- [YOUR GOAL]: Put each line of the data below into a Markdown table with the columns "Index" and "Content", numbering the rows and skipping blank lines. Leave the pictures out.
————
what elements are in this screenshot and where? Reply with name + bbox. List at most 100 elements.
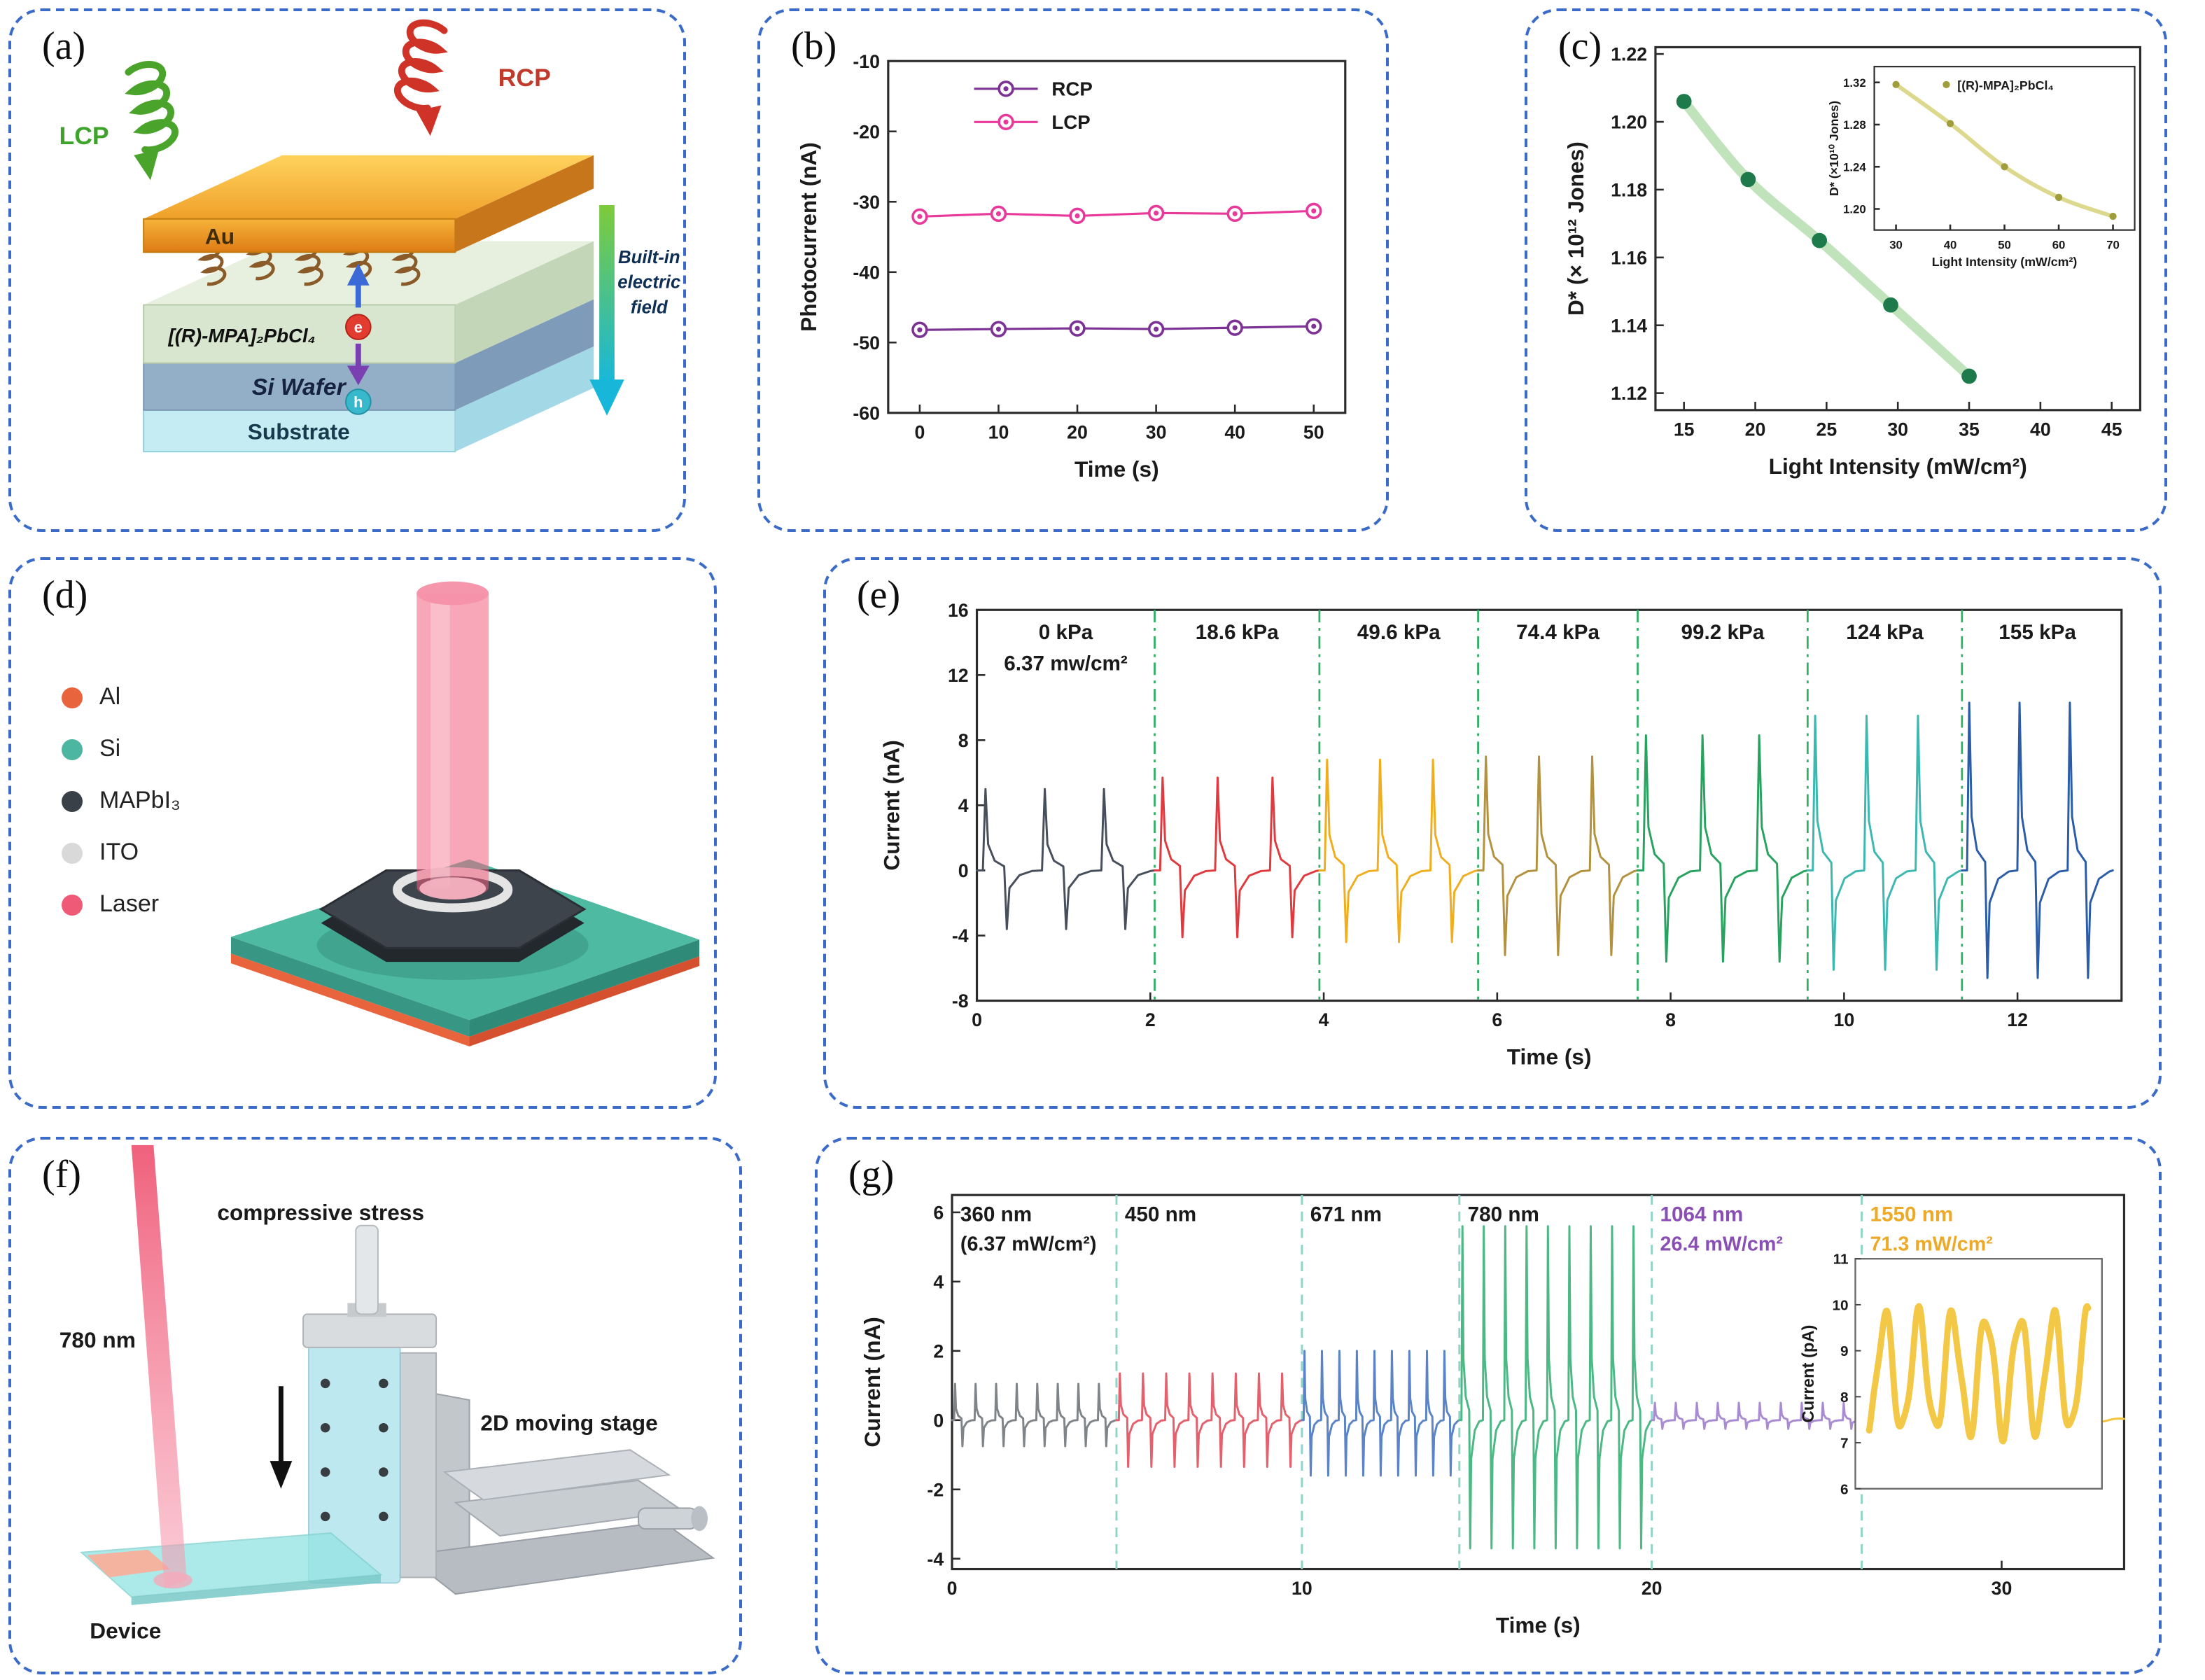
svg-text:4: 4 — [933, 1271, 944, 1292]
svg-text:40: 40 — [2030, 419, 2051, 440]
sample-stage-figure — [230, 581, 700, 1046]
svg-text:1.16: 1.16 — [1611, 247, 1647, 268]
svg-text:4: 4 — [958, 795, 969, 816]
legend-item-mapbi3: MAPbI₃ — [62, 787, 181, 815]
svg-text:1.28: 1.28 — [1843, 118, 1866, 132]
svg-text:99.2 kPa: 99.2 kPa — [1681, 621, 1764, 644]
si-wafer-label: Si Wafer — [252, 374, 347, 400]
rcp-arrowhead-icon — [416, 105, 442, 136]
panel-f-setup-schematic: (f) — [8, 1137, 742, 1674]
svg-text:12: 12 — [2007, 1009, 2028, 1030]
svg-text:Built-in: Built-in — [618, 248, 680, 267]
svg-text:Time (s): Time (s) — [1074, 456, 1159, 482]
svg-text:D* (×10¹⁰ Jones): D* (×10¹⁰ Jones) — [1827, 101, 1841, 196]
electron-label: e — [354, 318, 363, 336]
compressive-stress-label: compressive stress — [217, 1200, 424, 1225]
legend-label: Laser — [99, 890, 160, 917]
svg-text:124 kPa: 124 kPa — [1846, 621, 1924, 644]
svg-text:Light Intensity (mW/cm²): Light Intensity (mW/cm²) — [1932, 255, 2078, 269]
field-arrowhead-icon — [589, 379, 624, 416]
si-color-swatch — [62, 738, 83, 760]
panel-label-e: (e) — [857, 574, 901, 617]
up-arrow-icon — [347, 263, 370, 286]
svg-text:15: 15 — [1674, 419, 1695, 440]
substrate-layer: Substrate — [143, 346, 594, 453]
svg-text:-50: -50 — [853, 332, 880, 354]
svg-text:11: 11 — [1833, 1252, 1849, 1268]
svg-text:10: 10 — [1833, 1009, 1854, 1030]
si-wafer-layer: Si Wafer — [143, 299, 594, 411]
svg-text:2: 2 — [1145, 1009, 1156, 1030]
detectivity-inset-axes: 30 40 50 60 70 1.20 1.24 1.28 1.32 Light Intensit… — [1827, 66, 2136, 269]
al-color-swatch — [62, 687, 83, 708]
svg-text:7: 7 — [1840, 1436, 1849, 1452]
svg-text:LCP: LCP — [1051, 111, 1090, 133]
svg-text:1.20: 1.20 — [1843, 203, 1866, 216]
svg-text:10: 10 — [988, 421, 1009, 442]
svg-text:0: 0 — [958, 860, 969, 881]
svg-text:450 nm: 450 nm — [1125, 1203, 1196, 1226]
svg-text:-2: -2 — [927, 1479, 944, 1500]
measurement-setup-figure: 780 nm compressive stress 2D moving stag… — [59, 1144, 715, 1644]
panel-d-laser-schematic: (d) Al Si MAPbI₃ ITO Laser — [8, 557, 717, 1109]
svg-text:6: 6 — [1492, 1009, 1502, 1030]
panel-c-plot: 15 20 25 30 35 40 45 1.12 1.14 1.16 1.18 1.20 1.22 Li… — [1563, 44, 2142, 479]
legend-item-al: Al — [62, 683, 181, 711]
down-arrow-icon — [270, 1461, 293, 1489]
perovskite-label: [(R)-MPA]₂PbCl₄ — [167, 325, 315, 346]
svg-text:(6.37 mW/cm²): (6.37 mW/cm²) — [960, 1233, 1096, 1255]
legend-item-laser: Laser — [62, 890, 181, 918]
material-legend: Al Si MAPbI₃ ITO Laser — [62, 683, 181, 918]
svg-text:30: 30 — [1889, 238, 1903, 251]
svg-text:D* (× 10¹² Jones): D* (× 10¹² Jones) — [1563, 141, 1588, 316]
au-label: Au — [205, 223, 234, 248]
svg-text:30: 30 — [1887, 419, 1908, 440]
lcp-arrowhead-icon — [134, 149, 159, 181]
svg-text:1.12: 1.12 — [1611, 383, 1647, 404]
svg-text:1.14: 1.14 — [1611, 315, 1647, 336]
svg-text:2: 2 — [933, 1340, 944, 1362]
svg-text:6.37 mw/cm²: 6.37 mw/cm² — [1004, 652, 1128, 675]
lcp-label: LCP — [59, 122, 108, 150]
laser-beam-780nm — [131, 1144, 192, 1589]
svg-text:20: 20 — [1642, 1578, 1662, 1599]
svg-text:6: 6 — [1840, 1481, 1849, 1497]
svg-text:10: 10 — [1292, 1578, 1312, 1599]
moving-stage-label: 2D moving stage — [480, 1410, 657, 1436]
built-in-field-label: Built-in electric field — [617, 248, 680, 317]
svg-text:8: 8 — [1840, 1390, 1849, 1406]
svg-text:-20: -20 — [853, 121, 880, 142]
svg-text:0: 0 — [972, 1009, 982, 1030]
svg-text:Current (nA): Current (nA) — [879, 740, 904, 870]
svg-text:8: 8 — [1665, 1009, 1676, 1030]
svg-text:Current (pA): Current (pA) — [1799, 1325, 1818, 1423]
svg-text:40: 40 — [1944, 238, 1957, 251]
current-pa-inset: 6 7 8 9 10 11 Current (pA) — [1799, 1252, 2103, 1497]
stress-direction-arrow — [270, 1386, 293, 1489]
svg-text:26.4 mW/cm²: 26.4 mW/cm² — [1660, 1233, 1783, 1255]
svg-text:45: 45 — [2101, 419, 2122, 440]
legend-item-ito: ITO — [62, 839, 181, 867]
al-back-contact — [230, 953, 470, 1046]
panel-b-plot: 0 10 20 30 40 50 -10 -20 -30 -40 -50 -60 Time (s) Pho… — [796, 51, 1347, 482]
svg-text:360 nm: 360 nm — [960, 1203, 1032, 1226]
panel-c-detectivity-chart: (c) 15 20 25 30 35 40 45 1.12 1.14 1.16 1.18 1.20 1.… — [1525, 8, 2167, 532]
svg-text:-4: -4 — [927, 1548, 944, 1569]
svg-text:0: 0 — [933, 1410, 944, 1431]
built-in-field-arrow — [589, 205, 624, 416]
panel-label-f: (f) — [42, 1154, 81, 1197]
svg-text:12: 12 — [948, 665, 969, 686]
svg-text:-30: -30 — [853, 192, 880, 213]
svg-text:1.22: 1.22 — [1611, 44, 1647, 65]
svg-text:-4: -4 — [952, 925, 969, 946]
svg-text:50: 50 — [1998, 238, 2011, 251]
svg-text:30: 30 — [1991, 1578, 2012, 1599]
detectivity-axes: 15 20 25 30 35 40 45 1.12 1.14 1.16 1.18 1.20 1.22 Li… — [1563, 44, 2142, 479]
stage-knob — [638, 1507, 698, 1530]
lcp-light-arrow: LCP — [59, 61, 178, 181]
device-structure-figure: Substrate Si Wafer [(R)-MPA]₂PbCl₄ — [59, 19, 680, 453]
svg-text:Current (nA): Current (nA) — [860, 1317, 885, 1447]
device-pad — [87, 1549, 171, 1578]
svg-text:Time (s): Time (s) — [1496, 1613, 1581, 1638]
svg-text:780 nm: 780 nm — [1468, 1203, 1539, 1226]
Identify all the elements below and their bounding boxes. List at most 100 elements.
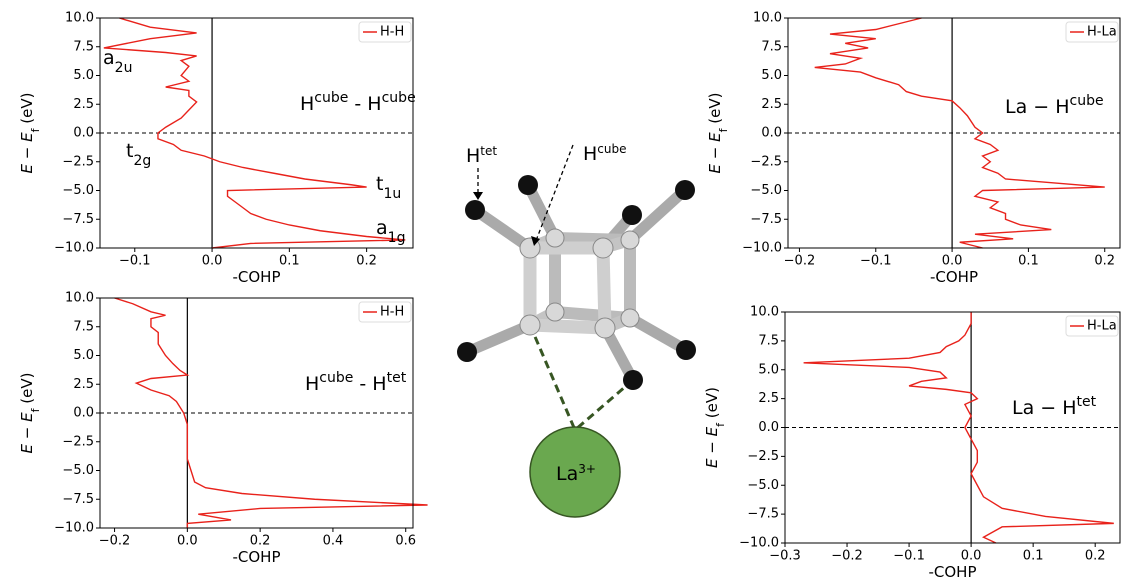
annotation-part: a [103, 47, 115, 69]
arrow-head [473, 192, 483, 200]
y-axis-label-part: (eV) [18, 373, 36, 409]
————
- [FINAL RESULT]:
| Index | Content |
|---|---|
| 1 | what elements are in this screenshot and where? Reply with name + bbox. List at most 100 elements. |
| 2 | svg-text:4: 4 — [933, 1271, 944, 1292] |
| 3 | svg-text:40: 40 — [2030, 419, 2051, 440] |
| 4 | sample-stage-figure — [230, 581, 700, 1046] |
| 5 | svg-text:1.16: 1.16 — [1611, 247, 1647, 268] |
| 6 | svg-text:4: 4 — [958, 795, 969, 816] |
| 7 | legend-item-mapbi3: MAPbI₃ — [62, 787, 181, 815] |
| 8 | svg-text:1.28: 1.28 — [1843, 118, 1866, 132] |
| 9 | svg-text:99.2 kPa: 99.2 kPa — [1681, 621, 1764, 644] |
| 10 | si-wafer-label: Si Wafer — [252, 374, 347, 400] |
| 11 | rcp-arrowhead-icon — [416, 105, 442, 136] |
| 12 | panel-f-setup-schematic: (f) — [8, 1137, 742, 1674] |
| 13 | svg-text:12: 12 — [2007, 1009, 2028, 1030] |
| 14 | svg-text:Built-in: Built-in — [618, 248, 680, 267] |
| 15 | svg-text:Time (s): Time (s) — [1074, 456, 1159, 482] |
| 16 | svg-text:D* (×10¹⁰ Jones): D* (×10¹⁰ Jones) — [1827, 101, 1841, 196] |
| 17 | electron-label: e — [354, 318, 363, 336] |
| 18 | compressive-stress-label: compressive stress — [217, 1200, 424, 1225] |
| 19 | legend-label: Laser — [99, 890, 160, 917] |
| 20 | svg-text:124 kPa: 124 kPa — [1846, 621, 1924, 644] |
| 21 | svg-text:Light Intensity (mW/cm²): Light Intensity (mW/cm²) — [1932, 255, 2078, 269] |
| 22 | field-arrowhead-icon — [589, 379, 624, 416] |
| 23 | si-color-swatch — [62, 738, 83, 760] |
| 24 | panel-label-e: (e) — [857, 574, 901, 617] |
| 25 | up-arrow-icon — [347, 263, 370, 286] |
| 26 | svg-text:15: 15 — [1674, 419, 1695, 440] |
| 27 | substrate-layer: Substrate — [143, 346, 594, 453] |
| 28 | svg-text:-50: -50 — [853, 332, 880, 354] |
| 29 | svg-text:11: 11 — [1833, 1252, 1849, 1268] |
| 30 | svg-text:10: 10 — [1833, 1009, 1854, 1030] |
| 31 | si-wafer-layer: Si Wafer — [143, 299, 594, 411] |
| 32 | svg-text:2: 2 — [1145, 1009, 1156, 1030] |
| 33 | detectivity-inset-axes: 30 40 50 60 70 1.20 1.24 1.28 1.32 Light Intensit… — [1827, 66, 2136, 269] |
| 34 | al-color-swatch — [62, 687, 83, 708] |
| 35 | svg-text:7: 7 — [1840, 1436, 1849, 1452] |
| 36 | svg-text:LCP: LCP — [1051, 111, 1090, 133] |
| 37 | svg-text:1.20: 1.20 — [1843, 203, 1866, 216] |
| 38 | svg-text:10: 10 — [988, 421, 1009, 442] |
| 39 | svg-text:0: 0 — [958, 860, 969, 881] |
| 40 | svg-text:450 nm: 450 nm — [1125, 1203, 1196, 1226] |
| 41 | svg-text:-2: -2 — [927, 1479, 944, 1500] |
| 42 | measurement-setup-figure: 780 nm compressive stress 2D moving stag… — [59, 1144, 715, 1644] |
| 43 | panel-d-laser-schematic: (d) Al Si MAPbI₃ ITO Laser — [8, 557, 717, 1109] |
| 44 | svg-text:6: 6 — [1492, 1009, 1502, 1030] |
| 45 | panel-c-plot: 15 20 25 30 35 40 45 1.12 1.14 1.16 1.18 1.20 1.22 Li… — [1563, 44, 2142, 479] |
| 46 | legend-item-al: Al — [62, 683, 181, 711] |
| 47 | down-arrow-icon — [270, 1461, 293, 1489] |
| 48 | perovskite-label: [(R)-MPA]₂PbCl₄ — [167, 325, 315, 346] |
| 49 | svg-text:(6.37 mW/cm²): (6.37 mW/cm²) — [960, 1233, 1096, 1255] |
| 50 | legend-item-laser: Laser — [62, 890, 181, 918] |
| 51 | material-legend: Al Si MAPbI₃ ITO Laser — [62, 683, 181, 918] |
| 52 | svg-text:30: 30 — [1889, 238, 1903, 251] |
| 53 | svg-text:D* (× 10¹² Jones): D* (× 10¹² Jones) — [1563, 141, 1588, 316] |
| 54 | au-label: Au — [205, 223, 234, 248] |
| 55 | svg-text:30: 30 — [1887, 419, 1908, 440] |
| 56 | lcp-arrowhead-icon — [134, 149, 159, 181] |
| 57 | svg-text:1.12: 1.12 — [1611, 383, 1647, 404] |
| 58 | svg-text:1.14: 1.14 — [1611, 315, 1647, 336] |
| 59 | svg-text:2: 2 — [933, 1340, 944, 1362] |
| 60 | svg-text:6.37 mw/cm²: 6.37 mw/cm² — [1004, 652, 1128, 675] |
| 61 | lcp-label: LCP — [59, 122, 108, 150] |
| 62 | laser-beam-780nm — [131, 1144, 192, 1589] |
| 63 | svg-text:20: 20 — [1642, 1578, 1662, 1599] |
| 64 | svg-text:6: 6 — [1840, 1481, 1849, 1497] |
| 65 | svg-text:10: 10 — [1292, 1578, 1312, 1599] |
| 66 | moving-stage-label: 2D moving stage — [480, 1410, 657, 1436] |
| 67 | built-in-field-label: Built-in electric field — [617, 248, 680, 317] |
| 68 | svg-text:8: 8 — [1840, 1390, 1849, 1406] |
| 69 | svg-text:-20: -20 — [853, 121, 880, 142] |
| 70 | svg-text:0: 0 — [972, 1009, 982, 1030] |
| 71 | svg-text:Current (nA): Current (nA) — [879, 740, 904, 870] |
| 72 | svg-text:8: 8 — [1665, 1009, 1676, 1030] |
| 73 | svg-text:Current (pA): Current (pA) — [1799, 1325, 1818, 1423] |
| 74 | svg-text:40: 40 — [1944, 238, 1957, 251] |
| 75 | current-pa-inset: 6 7 8 9 10 11 Current (pA) — [1799, 1252, 2103, 1497] |
| 76 | stress-direction-arrow — [270, 1386, 293, 1489] |
| 77 | svg-text:26.4 mW/cm²: 26.4 mW/cm² — [1660, 1233, 1783, 1255] |
| 78 | svg-text:45: 45 — [2101, 419, 2122, 440] |
| 79 | legend-item-ito: ITO — [62, 839, 181, 867] |
| 80 | al-back-contact — [230, 953, 470, 1046] |
| 81 | panel-b-plot: 0 10 20 30 40 50 -10 -20 -30 -40 -50 -60 Time (s) Pho… — [796, 51, 1347, 482] |
| 82 | svg-text:360 nm: 360 nm — [960, 1203, 1032, 1226] |
| 83 | panel-c-detectivity-chart: (c) 15 20 25 30 35 40 45 1.12 1.14 1.16 1.18 1.20 1.… — [1525, 8, 2167, 532] |
| 84 | svg-text:-4: -4 — [927, 1548, 944, 1569] |
| 85 | svg-text:0: 0 — [933, 1410, 944, 1431] |
| 86 | built-in-field-arrow — [589, 205, 624, 416] |
| 87 | panel-label-f: (f) — [42, 1154, 81, 1197] |
| 88 | svg-text:12: 12 — [948, 665, 969, 686] |
| 89 | svg-text:-30: -30 — [853, 192, 880, 213] |
| 90 | svg-text:1.22: 1.22 — [1611, 44, 1647, 65] |
| 91 | svg-text:-4: -4 — [952, 925, 969, 946] |
| 92 | svg-text:50: 50 — [1998, 238, 2011, 251] |
| 93 | svg-text:30: 30 — [1991, 1578, 2012, 1599] |
| 94 | detectivity-axes: 15 20 25 30 35 40 45 1.12 1.14 1.16 1.18 1.20 1.22 Li… — [1563, 44, 2142, 479] |
| 95 | stage-knob — [638, 1507, 698, 1530] |
| 96 | lcp-light-arrow: LCP — [59, 61, 178, 181] |
| 97 | device-structure-figure: Substrate Si Wafer [(R)-MPA]₂PbCl₄ — [59, 19, 680, 453] |
| 98 | svg-text:Current (nA): Current (nA) — [860, 1317, 885, 1447] |
| 99 | device-pad — [87, 1549, 171, 1578] |
| 100 | svg-text:Time (s): Time (s) — [1496, 1613, 1581, 1638] |
| 101 | svg-text:780 nm: 780 nm — [1468, 1203, 1539, 1226] |
| 102 | Identify all the elements below and their bounding boxes. List at most 100 elements. |
| 103 | annotation-part: a [103, 47, 115, 69] |
| 104 | arrow-head [473, 192, 483, 200] |
| 105 | y-axis-label-part: (eV) [18, 373, 36, 409] |